◆ **WORKING DATA**:
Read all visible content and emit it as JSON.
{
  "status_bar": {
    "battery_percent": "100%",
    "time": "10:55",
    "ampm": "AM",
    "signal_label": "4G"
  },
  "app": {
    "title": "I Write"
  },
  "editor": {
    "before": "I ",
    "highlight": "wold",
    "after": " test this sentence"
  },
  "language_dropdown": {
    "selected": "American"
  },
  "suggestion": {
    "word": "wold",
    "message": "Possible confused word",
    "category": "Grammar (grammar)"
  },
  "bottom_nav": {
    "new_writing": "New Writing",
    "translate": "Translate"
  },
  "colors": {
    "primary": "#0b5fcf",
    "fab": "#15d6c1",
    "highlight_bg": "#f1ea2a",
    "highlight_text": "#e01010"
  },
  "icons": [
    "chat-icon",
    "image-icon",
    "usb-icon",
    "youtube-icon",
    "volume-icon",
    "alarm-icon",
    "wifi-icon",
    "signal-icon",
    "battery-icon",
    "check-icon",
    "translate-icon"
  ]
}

◆ **PROBLEM DESCRIPTION**: Please repeat all the records above exactly as they appear.

◆ **FINAL ANSWER**:
Read all visible content and emit it as JSON.
{
  "status_bar": {
    "battery_percent": "100%",
    "time": "10:55",
    "ampm": "AM",
    "signal_label": "4G"
  },
  "app": {
    "title": "I Write"
  },
  "editor": {
    "before": "I ",
    "highlight": "wold",
    "after": " test this sentence"
  },
  "language_dropdown": {
    "selected": "American"
  },
  "suggestion": {
    "word": "wold",
    "message": "Possible confused word",
    "category": "Grammar (grammar)"
  },
  "bottom_nav": {
    "new_writing": "New Writing",
    "translate": "Translate"
  },
  "colors": {
    "primary": "#0b5fcf",
    "fab": "#15d6c1",
    "highlight_bg": "#f1ea2a",
    "highlight_text": "#e01010"
  },
  "icons": [
    "chat-icon",
    "image-icon",
    "usb-icon",
    "youtube-icon",
    "volume-icon",
    "alarm-icon",
    "wifi-icon",
    "signal-icon",
    "battery-icon",
    "check-icon",
    "translate-icon"
  ]
}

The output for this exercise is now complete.